### Written problem
Narrow the data below down to the lines containing "听取各民主党派中央".

### Dataset entries
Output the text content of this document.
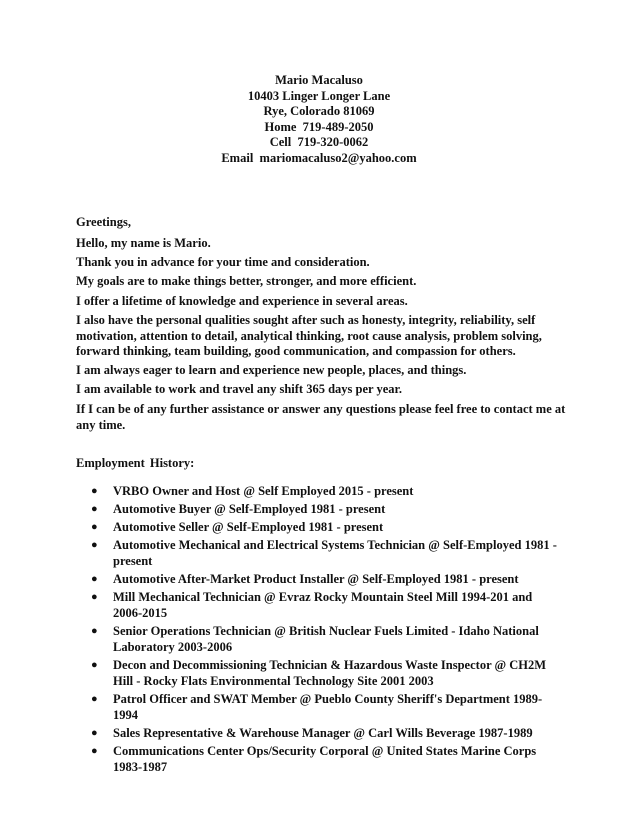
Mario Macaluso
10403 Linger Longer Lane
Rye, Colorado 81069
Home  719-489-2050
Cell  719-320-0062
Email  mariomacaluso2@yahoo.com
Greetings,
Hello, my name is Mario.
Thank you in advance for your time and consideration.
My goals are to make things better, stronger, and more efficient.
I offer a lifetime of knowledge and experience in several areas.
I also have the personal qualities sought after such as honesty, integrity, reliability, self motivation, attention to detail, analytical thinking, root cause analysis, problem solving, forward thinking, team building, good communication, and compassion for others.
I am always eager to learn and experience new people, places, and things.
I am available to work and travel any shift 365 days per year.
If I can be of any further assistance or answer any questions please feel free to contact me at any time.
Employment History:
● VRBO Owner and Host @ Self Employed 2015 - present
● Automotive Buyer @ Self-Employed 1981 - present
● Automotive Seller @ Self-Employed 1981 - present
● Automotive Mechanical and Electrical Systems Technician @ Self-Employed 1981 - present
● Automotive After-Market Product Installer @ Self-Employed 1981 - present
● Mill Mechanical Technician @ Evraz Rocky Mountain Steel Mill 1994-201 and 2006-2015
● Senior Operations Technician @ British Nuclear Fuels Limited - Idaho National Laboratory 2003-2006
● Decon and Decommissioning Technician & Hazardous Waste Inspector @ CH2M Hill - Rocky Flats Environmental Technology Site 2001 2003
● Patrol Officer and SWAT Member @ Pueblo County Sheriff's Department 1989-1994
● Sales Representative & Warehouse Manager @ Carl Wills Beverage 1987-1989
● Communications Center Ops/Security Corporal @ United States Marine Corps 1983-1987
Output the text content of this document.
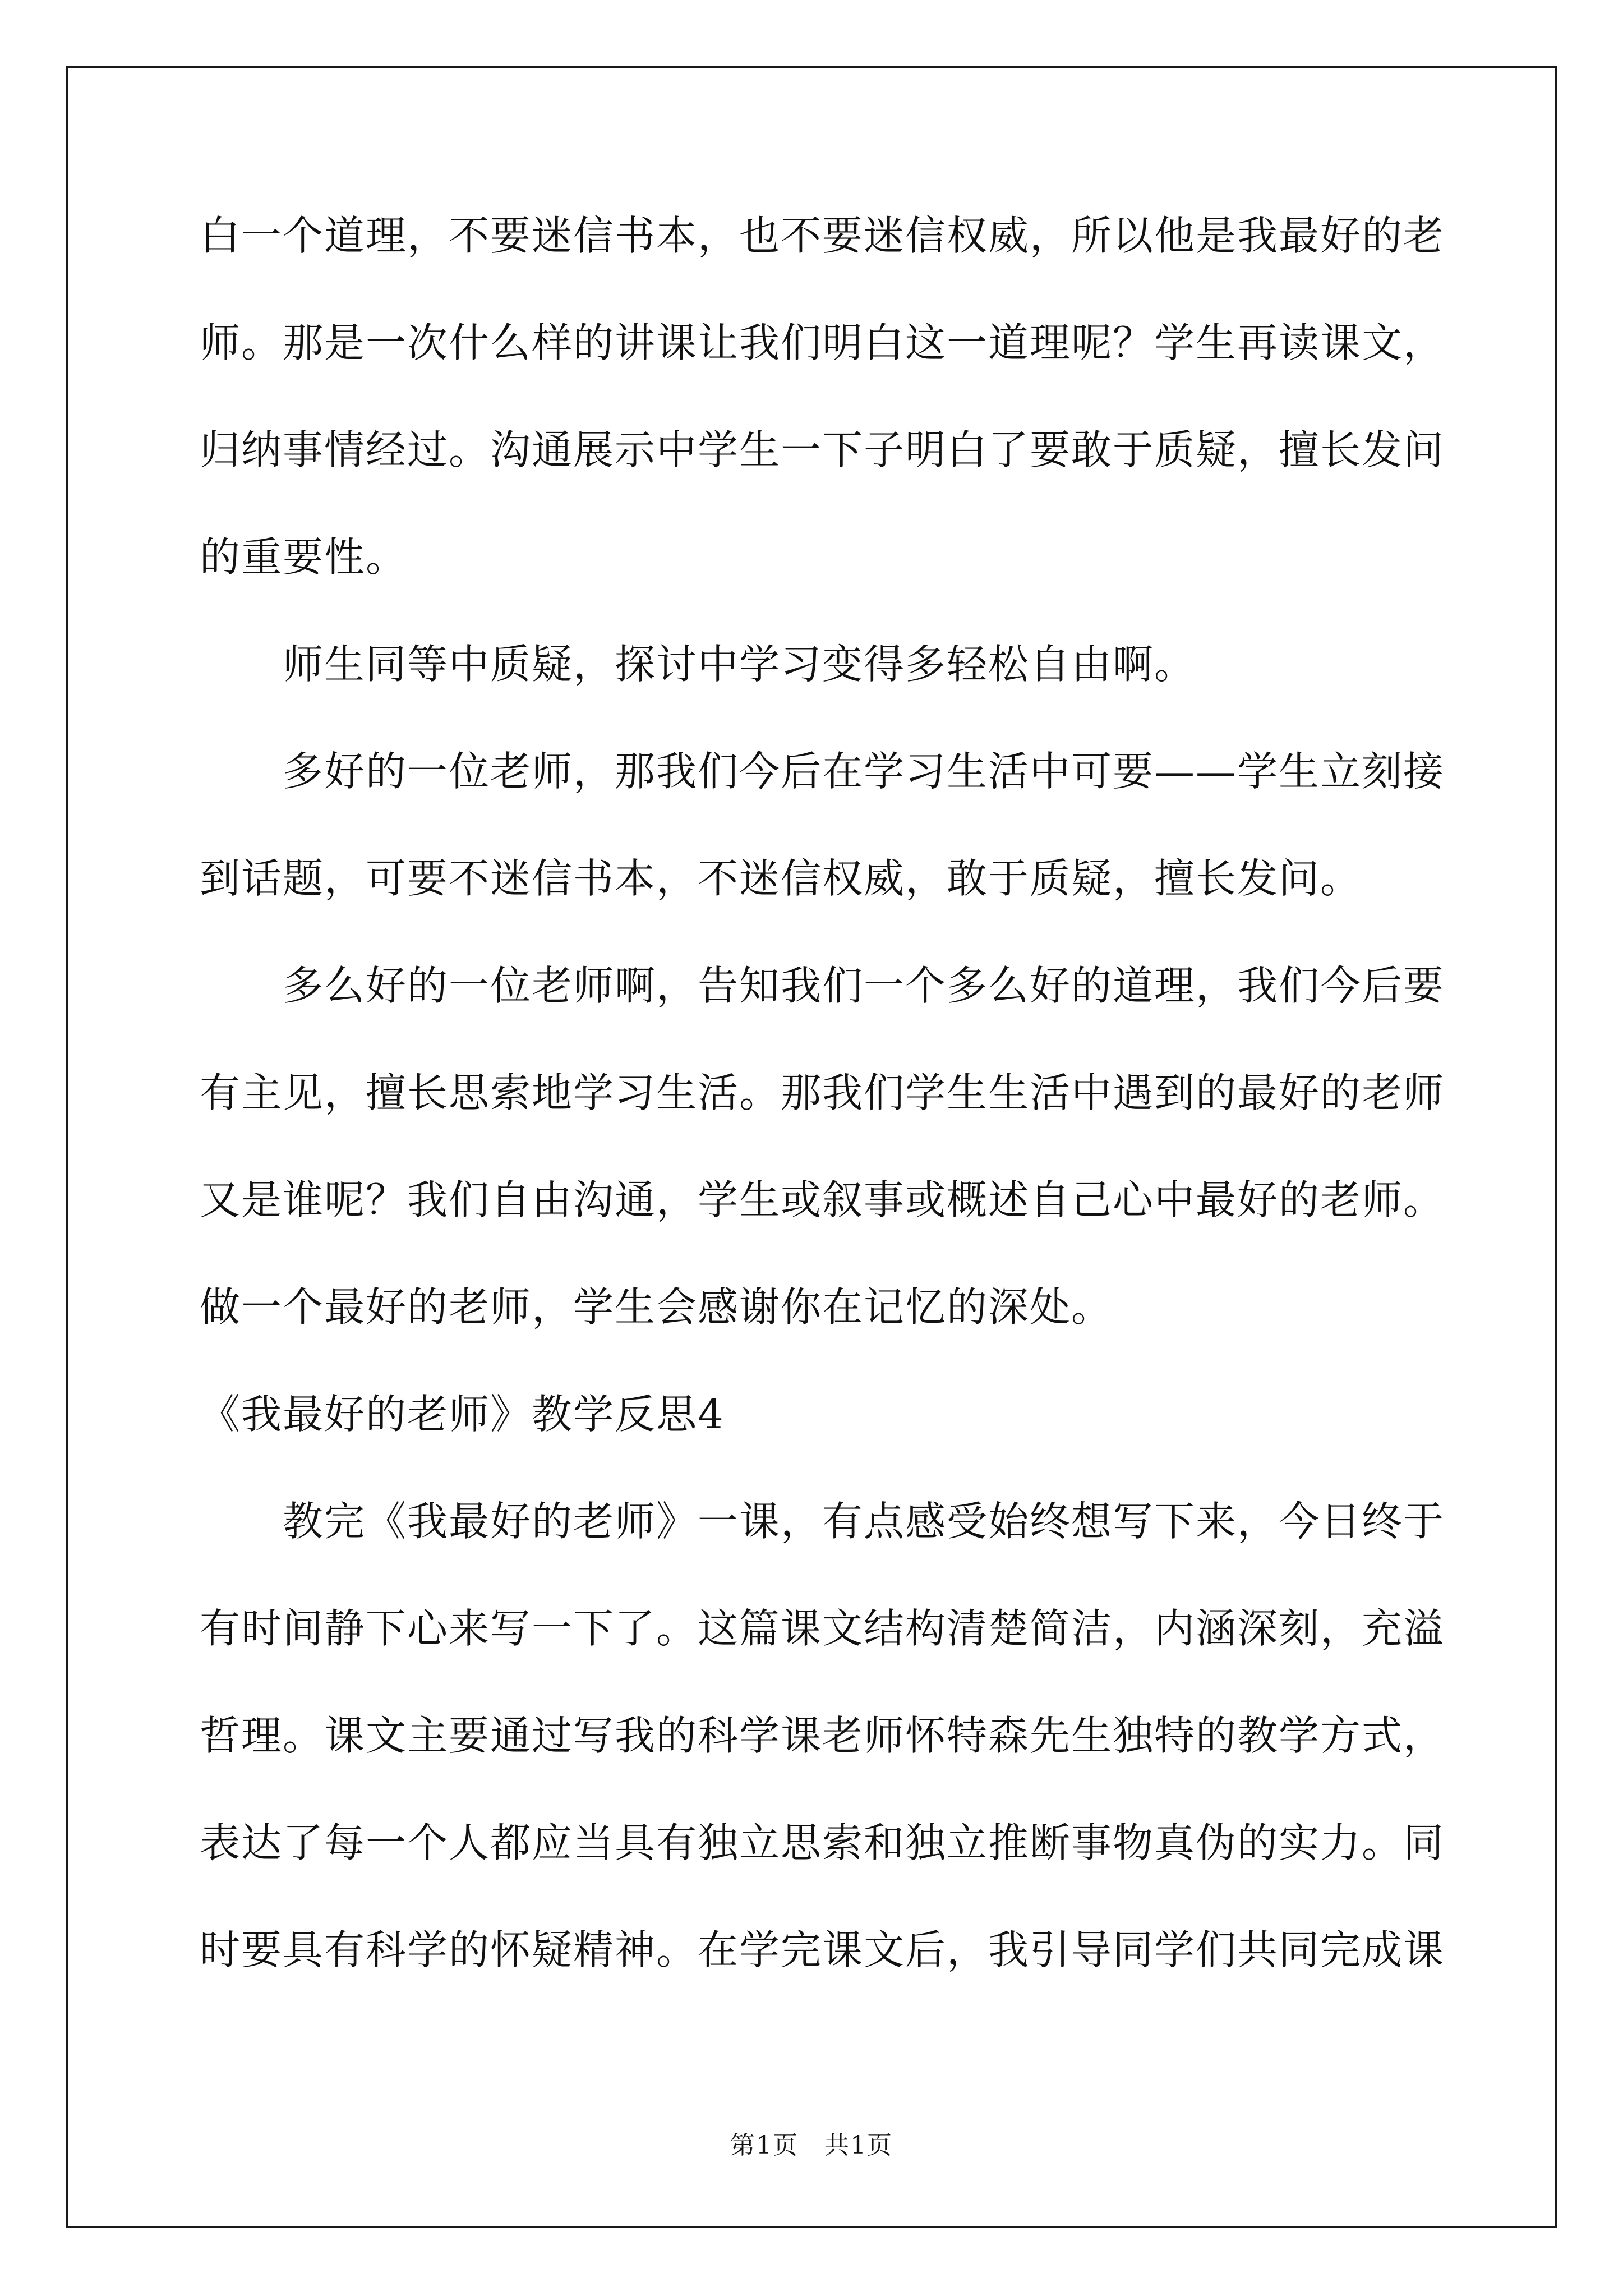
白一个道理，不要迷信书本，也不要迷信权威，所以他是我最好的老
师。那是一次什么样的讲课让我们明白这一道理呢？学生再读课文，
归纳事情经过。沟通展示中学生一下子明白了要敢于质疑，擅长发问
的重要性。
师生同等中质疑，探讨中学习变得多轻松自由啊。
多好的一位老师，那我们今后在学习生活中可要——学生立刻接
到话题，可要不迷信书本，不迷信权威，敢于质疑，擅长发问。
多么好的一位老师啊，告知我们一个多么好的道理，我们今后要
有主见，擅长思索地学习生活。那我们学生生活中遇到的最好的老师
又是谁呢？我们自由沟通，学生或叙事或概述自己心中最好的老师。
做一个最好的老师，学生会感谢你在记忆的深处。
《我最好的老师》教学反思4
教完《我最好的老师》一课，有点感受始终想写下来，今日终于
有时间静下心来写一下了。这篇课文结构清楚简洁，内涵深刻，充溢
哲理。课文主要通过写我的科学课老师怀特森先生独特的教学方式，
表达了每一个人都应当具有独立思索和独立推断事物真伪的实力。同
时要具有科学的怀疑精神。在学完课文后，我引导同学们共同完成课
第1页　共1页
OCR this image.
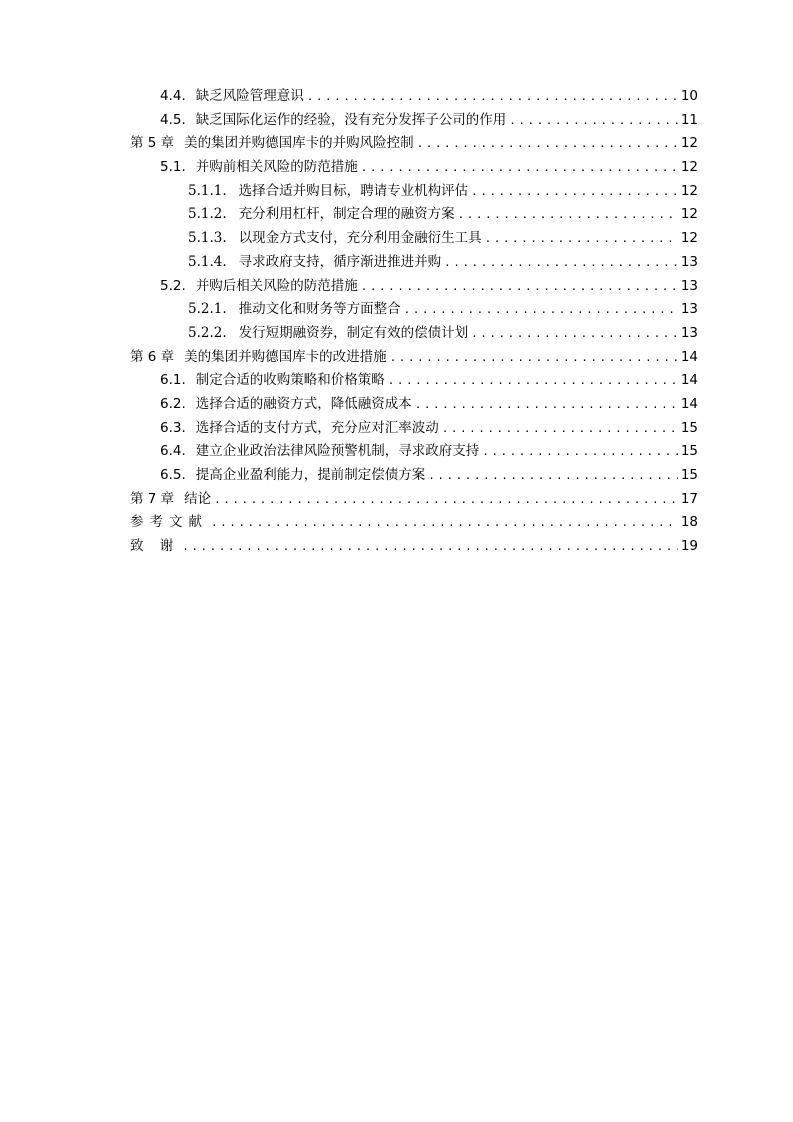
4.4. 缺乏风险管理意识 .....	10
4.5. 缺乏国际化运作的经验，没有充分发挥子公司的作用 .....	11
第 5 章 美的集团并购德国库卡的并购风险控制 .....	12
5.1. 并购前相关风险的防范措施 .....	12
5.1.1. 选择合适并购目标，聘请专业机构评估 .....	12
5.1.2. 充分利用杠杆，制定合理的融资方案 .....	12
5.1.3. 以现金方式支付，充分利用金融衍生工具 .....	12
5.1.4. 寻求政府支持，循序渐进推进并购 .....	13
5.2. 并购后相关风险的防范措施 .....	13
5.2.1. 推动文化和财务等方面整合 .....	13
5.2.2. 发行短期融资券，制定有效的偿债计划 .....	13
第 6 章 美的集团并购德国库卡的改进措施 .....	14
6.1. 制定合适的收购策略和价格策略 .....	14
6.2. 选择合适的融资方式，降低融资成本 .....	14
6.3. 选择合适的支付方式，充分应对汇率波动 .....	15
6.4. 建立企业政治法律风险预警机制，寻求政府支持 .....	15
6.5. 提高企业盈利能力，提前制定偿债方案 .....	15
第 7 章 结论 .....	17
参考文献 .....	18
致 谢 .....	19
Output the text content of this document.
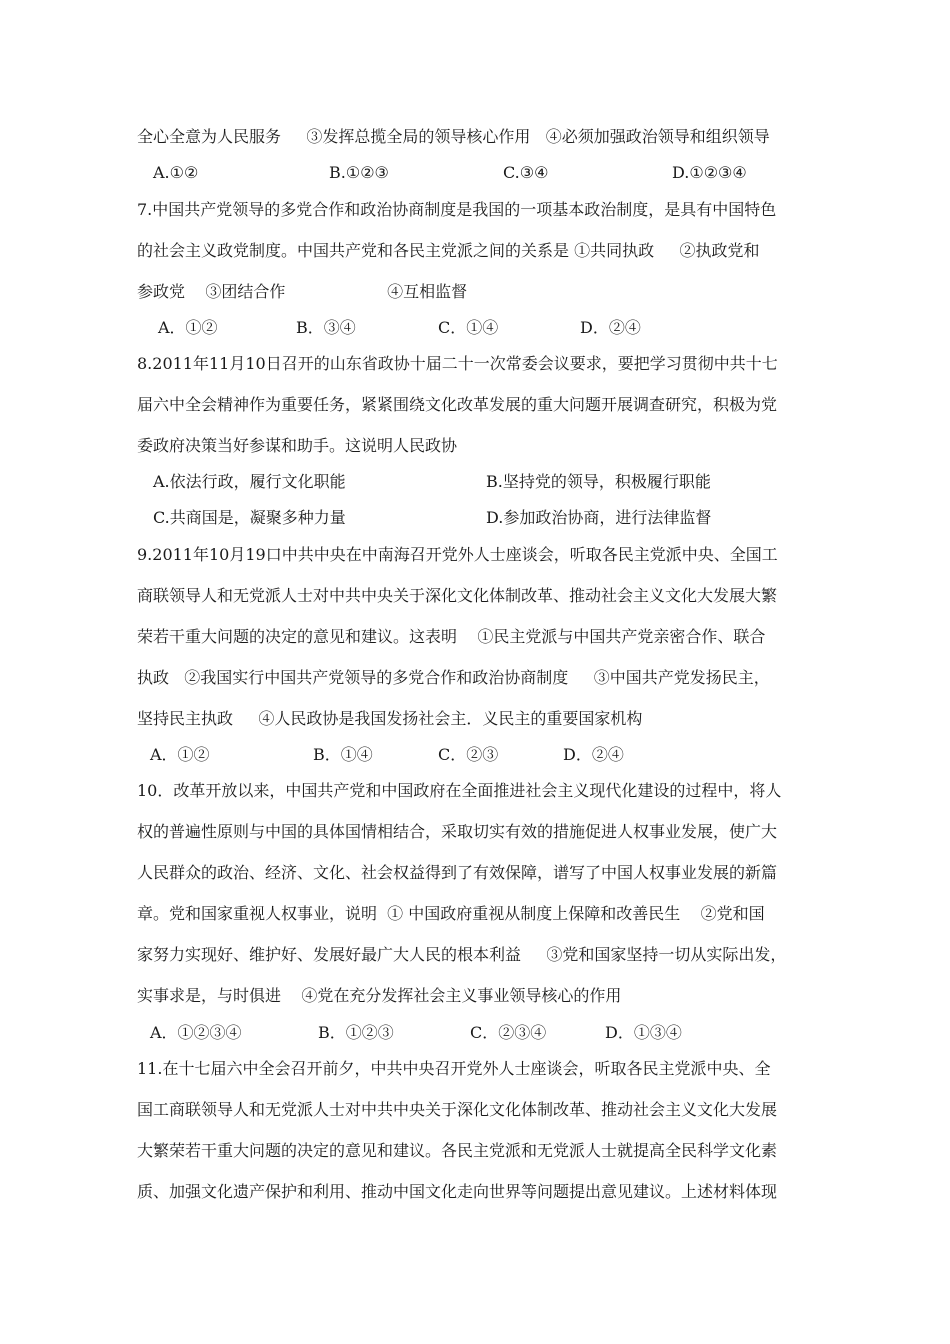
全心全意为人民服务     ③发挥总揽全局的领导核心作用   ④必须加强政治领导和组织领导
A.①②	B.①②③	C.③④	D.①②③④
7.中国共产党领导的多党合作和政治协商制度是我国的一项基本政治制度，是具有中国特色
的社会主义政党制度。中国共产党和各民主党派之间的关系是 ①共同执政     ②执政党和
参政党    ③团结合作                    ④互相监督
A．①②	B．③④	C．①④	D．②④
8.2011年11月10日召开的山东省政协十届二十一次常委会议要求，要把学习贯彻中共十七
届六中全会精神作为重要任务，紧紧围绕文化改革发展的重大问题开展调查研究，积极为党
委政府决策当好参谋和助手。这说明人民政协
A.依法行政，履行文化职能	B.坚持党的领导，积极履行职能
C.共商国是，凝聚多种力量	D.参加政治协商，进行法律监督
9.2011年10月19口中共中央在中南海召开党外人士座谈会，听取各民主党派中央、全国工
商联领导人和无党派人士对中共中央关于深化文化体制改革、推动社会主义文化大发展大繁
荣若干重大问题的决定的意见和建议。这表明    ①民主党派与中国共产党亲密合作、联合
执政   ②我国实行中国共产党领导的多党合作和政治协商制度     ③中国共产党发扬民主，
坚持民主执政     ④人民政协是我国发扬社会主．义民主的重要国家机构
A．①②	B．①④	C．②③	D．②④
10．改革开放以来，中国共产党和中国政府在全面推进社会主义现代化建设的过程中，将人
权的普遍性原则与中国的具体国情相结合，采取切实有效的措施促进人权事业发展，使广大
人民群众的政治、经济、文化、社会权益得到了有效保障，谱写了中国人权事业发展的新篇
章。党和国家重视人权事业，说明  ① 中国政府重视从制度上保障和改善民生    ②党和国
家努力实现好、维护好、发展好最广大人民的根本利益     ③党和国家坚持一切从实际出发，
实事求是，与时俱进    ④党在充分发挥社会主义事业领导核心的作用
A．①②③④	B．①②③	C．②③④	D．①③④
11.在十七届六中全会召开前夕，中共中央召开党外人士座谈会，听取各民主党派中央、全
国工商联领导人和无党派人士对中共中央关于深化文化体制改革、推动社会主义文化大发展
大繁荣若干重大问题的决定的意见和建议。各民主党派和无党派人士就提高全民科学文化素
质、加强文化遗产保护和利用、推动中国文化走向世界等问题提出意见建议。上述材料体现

### Response to the task
9.2011年10月19口中共中央在中南海召开党外人士座谈会，听取各民主党派中央、全国工
11.在十七届六中全会召开前夕，中共中央召开党外人士座谈会，听取各民主党派中央、全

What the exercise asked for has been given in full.